### Problem description
Check each line of the records below and collect those that include the word "HIGH".

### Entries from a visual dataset
* * * *
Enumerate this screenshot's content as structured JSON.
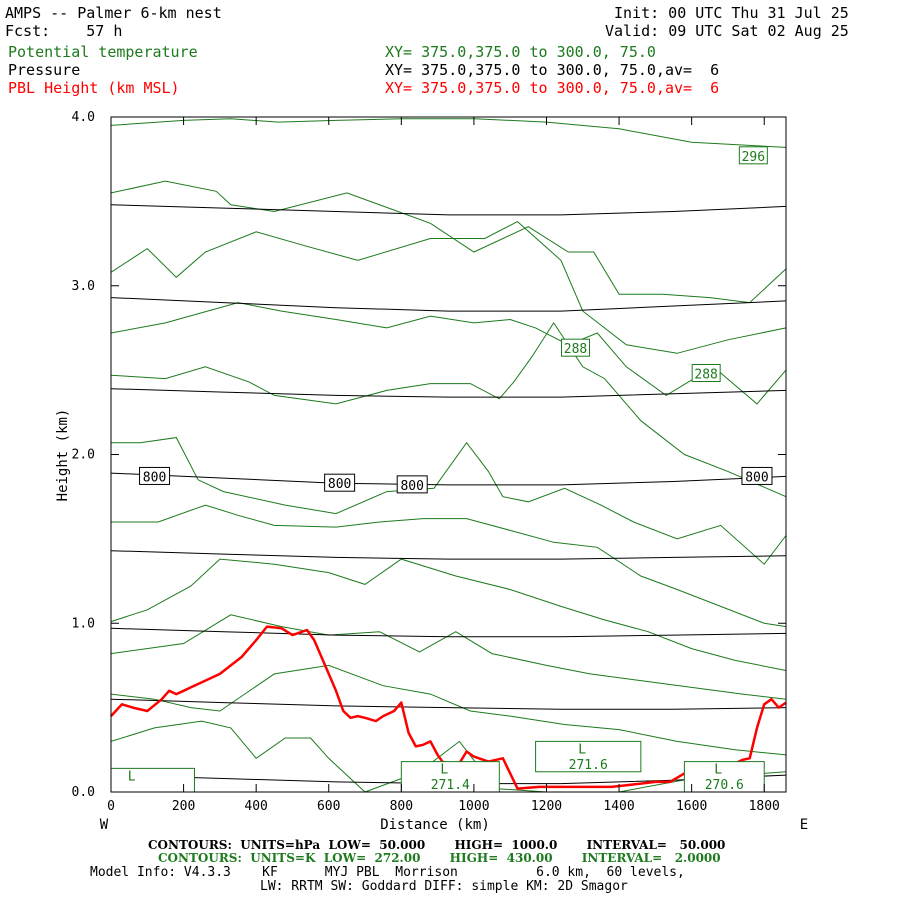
{
  "header": {
    "title": "AMPS -- Palmer 6-km nest",
    "forecast": "Fcst:    57 h",
    "init": "Init: 00 UTC Thu 31 Jul 25",
    "valid": "Valid: 09 UTC Sat 02 Aug 25",
    "fields": [
      {
        "name": "Potential temperature",
        "xy": "XY= 375.0,375.0 to 300.0, 75.0",
        "color": "#1d7a1d"
      },
      {
        "name": "Pressure",
        "xy": "XY= 375.0,375.0 to 300.0, 75.0,av=  6",
        "color": "#000000"
      },
      {
        "name": "PBL Height (km MSL)",
        "xy": "XY= 375.0,375.0 to 300.0, 75.0,av=  6",
        "color": "#ff0000"
      }
    ]
  },
  "footer": {
    "pressure_contours": "CONTOURS:  UNITS=hPa  LOW=  50.000       HIGH=  1000.0       INTERVAL=   50.000",
    "theta_contours": "CONTOURS:  UNITS=K  LOW=  272.00       HIGH=  430.00       INTERVAL=   2.0000",
    "model_info": "Model Info: V4.3.3    KF      MYJ PBL  Morrison          6.0 km,  60 levels,",
    "physics": "LW: RRTM SW: Goddard DIFF: simple KM: 2D Smagor"
  },
  "chart_data": {
    "type": "line",
    "xlabel": "Distance (km)",
    "ylabel": "Height (km)",
    "xlim": [
      0,
      1860
    ],
    "ylim": [
      0,
      4
    ],
    "x_ticks": [
      "0",
      "200",
      "400",
      "600",
      "800",
      "1000",
      "1200",
      "1400",
      "1600",
      "1800"
    ],
    "y_ticks": [
      "0.0",
      "1.0",
      "2.0",
      "3.0",
      "4.0"
    ],
    "x_left_label": "W",
    "x_right_label": "E",
    "colors": {
      "pressure": "#000000",
      "theta": "#1d7a1d",
      "pbl": "#ff0000"
    },
    "pressure_isobars": [
      {
        "h": [
          0.1,
          0.08,
          0.06,
          0.05,
          0.05,
          0.07,
          0.1
        ]
      },
      {
        "h": [
          0.55,
          0.53,
          0.51,
          0.5,
          0.49,
          0.49,
          0.5
        ]
      },
      {
        "h": [
          0.97,
          0.95,
          0.93,
          0.92,
          0.92,
          0.93,
          0.94
        ]
      },
      {
        "h": [
          1.43,
          1.41,
          1.39,
          1.38,
          1.38,
          1.39,
          1.4
        ]
      },
      {
        "h": [
          1.89,
          1.86,
          1.83,
          1.82,
          1.82,
          1.84,
          1.87
        ]
      },
      {
        "h": [
          2.39,
          2.37,
          2.35,
          2.34,
          2.34,
          2.36,
          2.38
        ]
      },
      {
        "h": [
          2.93,
          2.9,
          2.87,
          2.85,
          2.85,
          2.88,
          2.91
        ]
      },
      {
        "h": [
          3.48,
          3.46,
          3.44,
          3.42,
          3.42,
          3.44,
          3.47
        ]
      }
    ],
    "pressure_labels": [
      {
        "text": "800",
        "x": 120,
        "h": 1.87
      },
      {
        "text": "800",
        "x": 630,
        "h": 1.83
      },
      {
        "text": "800",
        "x": 830,
        "h": 1.82
      },
      {
        "text": "800",
        "x": 1780,
        "h": 1.87
      }
    ],
    "theta_isentropes": [
      {
        "x": [
          0,
          200,
          330,
          460,
          620,
          800,
          1000,
          1200,
          1400,
          1600,
          1860
        ],
        "h": [
          3.95,
          3.98,
          3.99,
          3.97,
          3.98,
          3.99,
          3.99,
          3.97,
          3.93,
          3.85,
          3.82
        ]
      },
      {
        "x": [
          0,
          150,
          290,
          330,
          450,
          650,
          880,
          1000,
          1150,
          1260,
          1330,
          1400,
          1520,
          1650,
          1760,
          1860
        ],
        "h": [
          3.55,
          3.62,
          3.56,
          3.48,
          3.44,
          3.55,
          3.37,
          3.2,
          3.35,
          3.2,
          3.2,
          2.95,
          2.95,
          2.93,
          2.9,
          3.1
        ]
      },
      {
        "x": [
          0,
          100,
          180,
          260,
          400,
          530,
          680,
          880,
          1030,
          1120,
          1240,
          1300,
          1420,
          1560,
          1700,
          1860
        ],
        "h": [
          3.08,
          3.22,
          3.05,
          3.2,
          3.32,
          3.24,
          3.15,
          3.28,
          3.28,
          3.38,
          3.15,
          2.85,
          2.65,
          2.6,
          2.68,
          2.75
        ]
      },
      {
        "x": [
          0,
          150,
          350,
          470,
          620,
          760,
          880,
          1000,
          1100,
          1170,
          1260,
          1340,
          1420,
          1530,
          1660,
          1780,
          1860
        ],
        "h": [
          2.72,
          2.78,
          2.9,
          2.85,
          2.8,
          2.75,
          2.82,
          2.78,
          2.8,
          2.75,
          2.65,
          2.72,
          2.52,
          2.35,
          2.52,
          2.3,
          2.5
        ]
      },
      {
        "x": [
          0,
          150,
          260,
          380,
          450,
          620,
          760,
          880,
          990,
          1070,
          1110,
          1160,
          1220,
          1300,
          1360,
          1460,
          1580,
          1700,
          1860
        ],
        "h": [
          2.47,
          2.45,
          2.52,
          2.43,
          2.35,
          2.3,
          2.38,
          2.42,
          2.42,
          2.33,
          2.43,
          2.58,
          2.78,
          2.52,
          2.45,
          2.2,
          2.0,
          1.9,
          1.75
        ]
      },
      {
        "x": [
          0,
          80,
          180,
          240,
          310,
          480,
          620,
          760,
          890,
          980,
          1040,
          1080,
          1150,
          1250,
          1350,
          1440,
          1560,
          1680,
          1800,
          1860
        ],
        "h": [
          2.07,
          2.07,
          2.1,
          1.85,
          1.78,
          1.7,
          1.65,
          1.78,
          1.8,
          2.07,
          1.9,
          1.75,
          1.72,
          1.8,
          1.7,
          1.6,
          1.5,
          1.58,
          1.35,
          1.52
        ]
      },
      {
        "x": [
          0,
          130,
          260,
          350,
          450,
          620,
          740,
          860,
          980,
          1100,
          1220,
          1340,
          1460,
          1560,
          1680,
          1800,
          1860
        ],
        "h": [
          1.6,
          1.6,
          1.7,
          1.64,
          1.58,
          1.57,
          1.6,
          1.62,
          1.62,
          1.55,
          1.48,
          1.45,
          1.28,
          1.2,
          1.1,
          1.0,
          0.98
        ]
      },
      {
        "x": [
          0,
          100,
          220,
          300,
          450,
          600,
          700,
          800,
          950,
          1100,
          1240,
          1360,
          1480,
          1600,
          1720,
          1860
        ],
        "h": [
          1.01,
          1.08,
          1.22,
          1.38,
          1.35,
          1.3,
          1.23,
          1.38,
          1.28,
          1.2,
          1.1,
          1.02,
          0.95,
          0.85,
          0.78,
          0.72
        ]
      },
      {
        "x": [
          0,
          200,
          330,
          470,
          600,
          740,
          850,
          950,
          1050,
          1200,
          1320,
          1460,
          1600,
          1740,
          1860
        ],
        "h": [
          0.82,
          0.88,
          1.05,
          0.98,
          0.93,
          0.95,
          0.83,
          0.95,
          0.82,
          0.75,
          0.7,
          0.66,
          0.62,
          0.58,
          0.55
        ]
      },
      {
        "x": [
          0,
          120,
          220,
          300,
          450,
          600,
          750,
          880,
          990,
          1100,
          1250,
          1400,
          1560,
          1720,
          1860
        ],
        "h": [
          0.58,
          0.55,
          0.5,
          0.48,
          0.7,
          0.75,
          0.63,
          0.58,
          0.48,
          0.45,
          0.4,
          0.37,
          0.3,
          0.25,
          0.22
        ]
      },
      {
        "x": [
          0,
          120,
          250,
          330,
          400,
          480,
          550,
          600,
          700,
          850,
          960,
          1060,
          1200,
          1400,
          1600,
          1860
        ],
        "h": [
          0.3,
          0.38,
          0.42,
          0.38,
          0.2,
          0.32,
          0.32,
          0.2,
          0.0,
          0.12,
          0.3,
          0.02,
          0.0,
          0.0,
          0.08,
          0.12
        ]
      }
    ],
    "theta_labels": [
      {
        "text": "296",
        "x": 1770,
        "h": 3.77
      },
      {
        "text": "288",
        "x": 1280,
        "h": 2.63
      },
      {
        "text": "288",
        "x": 1640,
        "h": 2.48
      }
    ],
    "low_markers": [
      {
        "text": "L",
        "value": "",
        "x": [
          0,
          230
        ],
        "h": [
          0.0,
          0.14
        ]
      },
      {
        "text": "L",
        "value": "271.4",
        "x": [
          800,
          1070
        ],
        "h": [
          0.0,
          0.18
        ]
      },
      {
        "text": "L",
        "value": "271.6",
        "x": [
          1170,
          1460
        ],
        "h": [
          0.12,
          0.3
        ]
      },
      {
        "text": "L",
        "value": "270.6",
        "x": [
          1580,
          1800
        ],
        "h": [
          0.0,
          0.18
        ]
      }
    ],
    "series": [
      {
        "name": "PBL Height (km MSL)",
        "x": [
          0,
          30,
          60,
          100,
          140,
          160,
          180,
          200,
          220,
          260,
          300,
          330,
          360,
          400,
          430,
          470,
          500,
          540,
          560,
          590,
          620,
          640,
          660,
          680,
          700,
          730,
          750,
          780,
          800,
          820,
          840,
          860,
          880,
          900,
          920,
          940,
          960,
          980,
          1000,
          1040,
          1080,
          1120,
          1180,
          1240,
          1300,
          1340,
          1380,
          1420,
          1460,
          1500,
          1540,
          1580,
          1620,
          1660,
          1700,
          1740,
          1760,
          1780,
          1800,
          1820,
          1840,
          1860
        ],
        "h": [
          0.45,
          0.52,
          0.5,
          0.48,
          0.55,
          0.6,
          0.58,
          0.6,
          0.62,
          0.66,
          0.7,
          0.75,
          0.8,
          0.9,
          0.98,
          0.97,
          0.93,
          0.96,
          0.9,
          0.75,
          0.6,
          0.48,
          0.44,
          0.45,
          0.44,
          0.42,
          0.45,
          0.48,
          0.53,
          0.35,
          0.27,
          0.28,
          0.3,
          0.22,
          0.16,
          0.1,
          0.17,
          0.24,
          0.21,
          0.18,
          0.2,
          0.02,
          0.03,
          0.03,
          0.03,
          0.03,
          0.03,
          0.04,
          0.05,
          0.06,
          0.06,
          0.11,
          0.12,
          0.14,
          0.15,
          0.19,
          0.2,
          0.38,
          0.52,
          0.55,
          0.5,
          0.53
        ]
      }
    ]
  }
}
* * * *
### The solution
    "pressure_contours": "CONTOURS:  UNITS=hPa  LOW=  50.000       HIGH=  1000.0       INTERVAL=   50.000",
    "theta_contours": "CONTOURS:  UNITS=K  LOW=  272.00       HIGH=  430.00       INTERVAL=   2.0000",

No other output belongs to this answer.